## EXERCISE DETAILS
Copy every line from the records below that holds the word "What".

## INPUT

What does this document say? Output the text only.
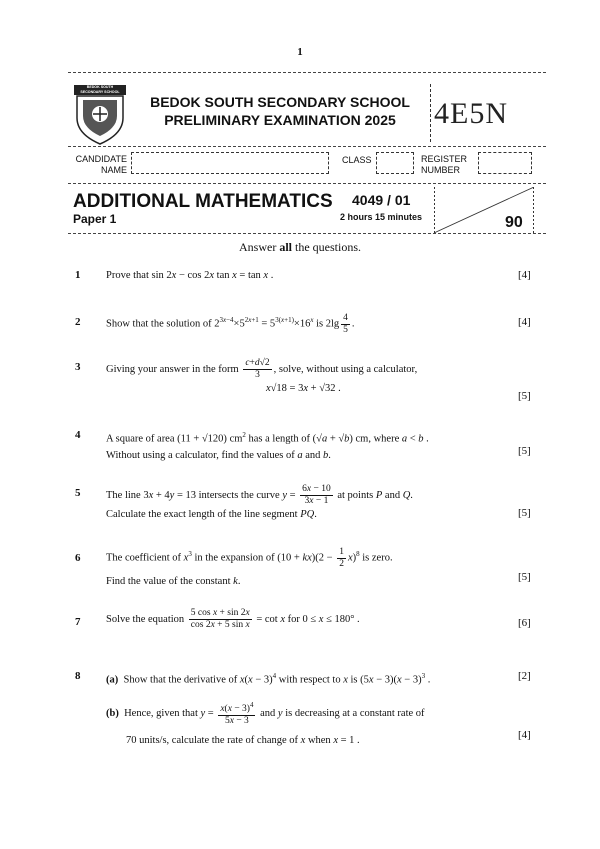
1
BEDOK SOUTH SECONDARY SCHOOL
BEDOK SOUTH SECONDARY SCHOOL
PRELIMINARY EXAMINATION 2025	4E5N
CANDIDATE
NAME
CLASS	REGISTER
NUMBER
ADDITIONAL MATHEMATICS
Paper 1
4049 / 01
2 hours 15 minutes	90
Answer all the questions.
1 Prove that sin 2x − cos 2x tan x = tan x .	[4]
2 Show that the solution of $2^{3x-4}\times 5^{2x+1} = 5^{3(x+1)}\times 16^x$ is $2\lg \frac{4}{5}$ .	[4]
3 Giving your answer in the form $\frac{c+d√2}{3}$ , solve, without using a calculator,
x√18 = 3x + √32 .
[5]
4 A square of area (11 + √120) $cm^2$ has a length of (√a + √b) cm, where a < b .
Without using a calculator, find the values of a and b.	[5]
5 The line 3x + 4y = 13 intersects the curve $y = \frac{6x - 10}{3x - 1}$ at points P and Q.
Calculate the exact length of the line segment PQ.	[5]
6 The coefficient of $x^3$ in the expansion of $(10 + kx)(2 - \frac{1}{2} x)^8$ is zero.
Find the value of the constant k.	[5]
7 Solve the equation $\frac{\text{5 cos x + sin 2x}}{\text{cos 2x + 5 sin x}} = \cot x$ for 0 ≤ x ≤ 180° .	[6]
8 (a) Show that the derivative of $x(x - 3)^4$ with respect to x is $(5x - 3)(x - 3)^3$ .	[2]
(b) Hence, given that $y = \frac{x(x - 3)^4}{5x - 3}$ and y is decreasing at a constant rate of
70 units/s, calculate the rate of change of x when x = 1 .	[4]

--

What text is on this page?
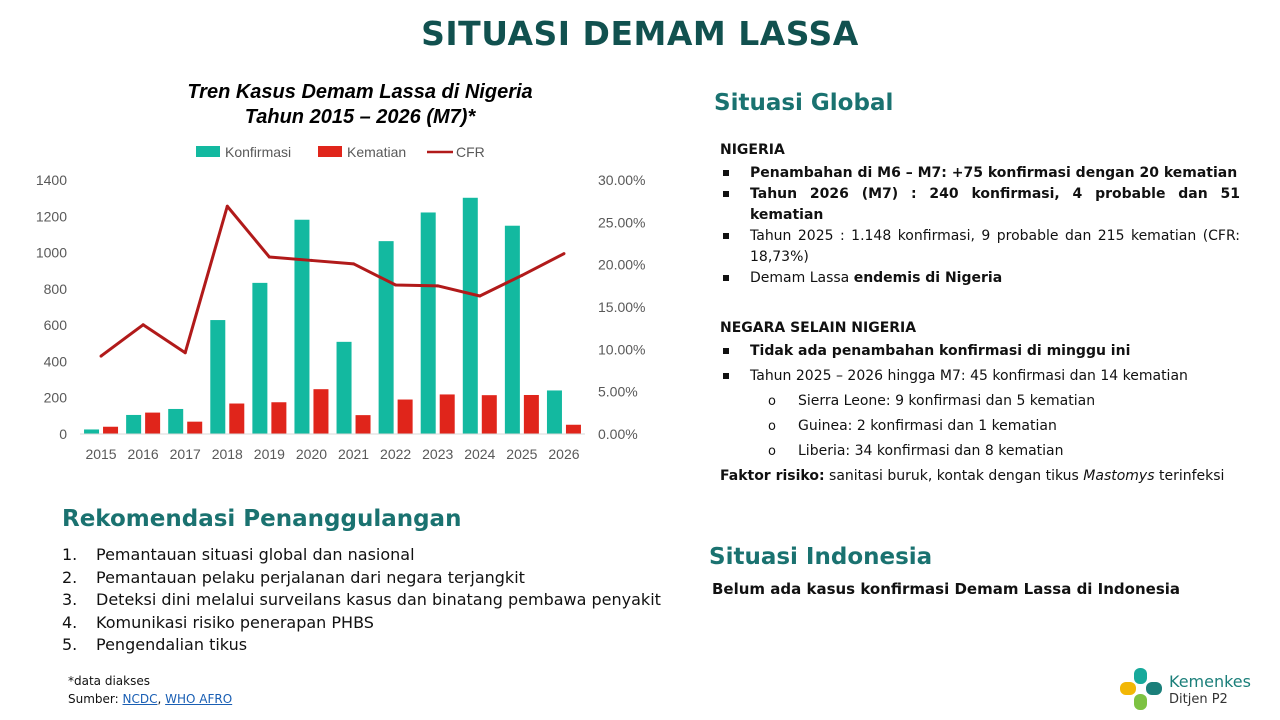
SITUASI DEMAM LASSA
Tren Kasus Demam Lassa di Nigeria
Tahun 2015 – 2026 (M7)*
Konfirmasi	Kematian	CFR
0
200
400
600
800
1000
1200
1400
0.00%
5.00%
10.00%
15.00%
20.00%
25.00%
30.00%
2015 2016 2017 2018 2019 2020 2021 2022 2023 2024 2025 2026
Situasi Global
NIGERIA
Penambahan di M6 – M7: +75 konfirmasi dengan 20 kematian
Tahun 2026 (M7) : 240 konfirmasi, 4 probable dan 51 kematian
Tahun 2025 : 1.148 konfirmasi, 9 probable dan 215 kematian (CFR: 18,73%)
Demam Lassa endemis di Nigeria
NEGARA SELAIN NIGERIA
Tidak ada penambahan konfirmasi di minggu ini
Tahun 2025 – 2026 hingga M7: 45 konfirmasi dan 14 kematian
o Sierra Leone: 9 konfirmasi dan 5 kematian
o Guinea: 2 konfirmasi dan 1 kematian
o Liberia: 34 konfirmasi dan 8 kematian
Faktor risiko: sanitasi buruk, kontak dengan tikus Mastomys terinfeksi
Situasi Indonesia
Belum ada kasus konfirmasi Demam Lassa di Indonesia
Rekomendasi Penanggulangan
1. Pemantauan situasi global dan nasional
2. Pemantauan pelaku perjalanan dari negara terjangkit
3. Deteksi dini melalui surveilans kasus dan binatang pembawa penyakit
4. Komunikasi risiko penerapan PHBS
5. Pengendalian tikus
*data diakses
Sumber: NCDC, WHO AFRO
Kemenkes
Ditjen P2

## ANSWER
What does this document say? Output the text only.
What text is on this page?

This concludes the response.